Reproduce this listing in full.
---------- Data shown ----------
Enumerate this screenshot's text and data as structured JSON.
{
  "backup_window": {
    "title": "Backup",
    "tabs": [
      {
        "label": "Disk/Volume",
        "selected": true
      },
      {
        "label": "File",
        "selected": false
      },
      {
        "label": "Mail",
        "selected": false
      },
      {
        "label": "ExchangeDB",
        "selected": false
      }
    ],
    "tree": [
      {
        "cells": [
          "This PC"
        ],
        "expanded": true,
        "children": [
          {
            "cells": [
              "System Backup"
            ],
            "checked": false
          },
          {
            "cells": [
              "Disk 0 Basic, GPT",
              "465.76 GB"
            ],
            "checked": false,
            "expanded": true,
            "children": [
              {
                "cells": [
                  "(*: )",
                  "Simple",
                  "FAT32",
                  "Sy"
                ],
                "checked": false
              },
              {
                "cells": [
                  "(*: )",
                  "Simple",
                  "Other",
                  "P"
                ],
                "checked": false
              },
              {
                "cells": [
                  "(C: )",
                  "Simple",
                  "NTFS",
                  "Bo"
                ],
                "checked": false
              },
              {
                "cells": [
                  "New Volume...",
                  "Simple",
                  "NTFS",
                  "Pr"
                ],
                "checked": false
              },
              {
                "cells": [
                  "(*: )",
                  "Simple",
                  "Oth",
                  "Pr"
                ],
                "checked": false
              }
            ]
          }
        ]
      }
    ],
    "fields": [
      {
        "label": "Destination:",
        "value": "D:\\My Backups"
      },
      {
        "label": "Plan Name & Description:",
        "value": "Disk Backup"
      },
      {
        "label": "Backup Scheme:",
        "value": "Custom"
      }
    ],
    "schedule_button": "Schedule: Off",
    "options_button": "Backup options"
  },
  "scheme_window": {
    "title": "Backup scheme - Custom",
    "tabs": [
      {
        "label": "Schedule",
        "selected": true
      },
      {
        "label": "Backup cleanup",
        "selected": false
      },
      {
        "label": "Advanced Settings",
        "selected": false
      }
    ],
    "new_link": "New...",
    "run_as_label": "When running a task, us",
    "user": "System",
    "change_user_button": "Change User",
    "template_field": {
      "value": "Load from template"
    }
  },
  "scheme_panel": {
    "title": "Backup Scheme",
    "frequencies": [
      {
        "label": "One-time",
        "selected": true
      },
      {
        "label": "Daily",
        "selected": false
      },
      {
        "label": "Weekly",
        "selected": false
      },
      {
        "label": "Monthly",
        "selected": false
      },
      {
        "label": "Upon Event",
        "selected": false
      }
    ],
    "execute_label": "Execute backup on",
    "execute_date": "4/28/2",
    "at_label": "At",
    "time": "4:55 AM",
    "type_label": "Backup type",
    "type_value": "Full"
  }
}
----------
■ **Finished answer**:
Enumerate this screenshot's text and data as structured JSON.
{
  "backup_window": {
    "title": "Backup",
    "tabs": [
      {
        "label": "Disk/Volume",
        "selected": true
      },
      {
        "label": "File",
        "selected": false
      },
      {
        "label": "Mail",
        "selected": false
      },
      {
        "label": "ExchangeDB",
        "selected": false
      }
    ],
    "tree": [
      {
        "cells": [
          "This PC"
        ],
        "expanded": true,
        "children": [
          {
            "cells": [
              "System Backup"
            ],
            "checked": false
          },
          {
            "cells": [
              "Disk 0 Basic, GPT",
              "465.76 GB"
            ],
            "checked": false,
            "expanded": true,
            "children": [
              {
                "cells": [
                  "(*: )",
                  "Simple",
                  "FAT32",
                  "Sy"
                ],
                "checked": false
              },
              {
                "cells": [
                  "(*: )",
                  "Simple",
                  "Other",
                  "P"
                ],
                "checked": false
              },
              {
                "cells": [
                  "(C: )",
                  "Simple",
                  "NTFS",
                  "Bo"
                ],
                "checked": false
              },
              {
                "cells": [
                  "New Volume...",
                  "Simple",
                  "NTFS",
                  "Pr"
                ],
                "checked": false
              },
              {
                "cells": [
                  "(*: )",
                  "Simple",
                  "Oth",
                  "Pr"
                ],
                "checked": false
              }
            ]
          }
        ]
      }
    ],
    "fields": [
      {
        "label": "Destination:",
        "value": "D:\\My Backups"
      },
      {
        "label": "Plan Name & Description:",
        "value": "Disk Backup"
      },
      {
        "label": "Backup Scheme:",
        "value": "Custom"
      }
    ],
    "schedule_button": "Schedule: Off",
    "options_button": "Backup options"
  },
  "scheme_window": {
    "title": "Backup scheme - Custom",
    "tabs": [
      {
        "label": "Schedule",
        "selected": true
      },
      {
        "label": "Backup cleanup",
        "selected": false
      },
      {
        "label": "Advanced Settings",
        "selected": false
      }
    ],
    "new_link": "New...",
    "run_as_label": "When running a task, us",
    "user": "System",
    "change_user_button": "Change User",
    "template_field": {
      "value": "Load from template"
    }
  },
  "scheme_panel": {
    "title": "Backup Scheme",
    "frequencies": [
      {
        "label": "One-time",
        "selected": true
      },
      {
        "label": "Daily",
        "selected": false
      },
      {
        "label": "Weekly",
        "selected": false
      },
      {
        "label": "Monthly",
        "selected": false
      },
      {
        "label": "Upon Event",
        "selected": false
      }
    ],
    "execute_label": "Execute backup on",
    "execute_date": "4/28/2",
    "at_label": "At",
    "time": "4:55 AM",
    "type_label": "Backup type",
    "type_value": "Full"
  }
}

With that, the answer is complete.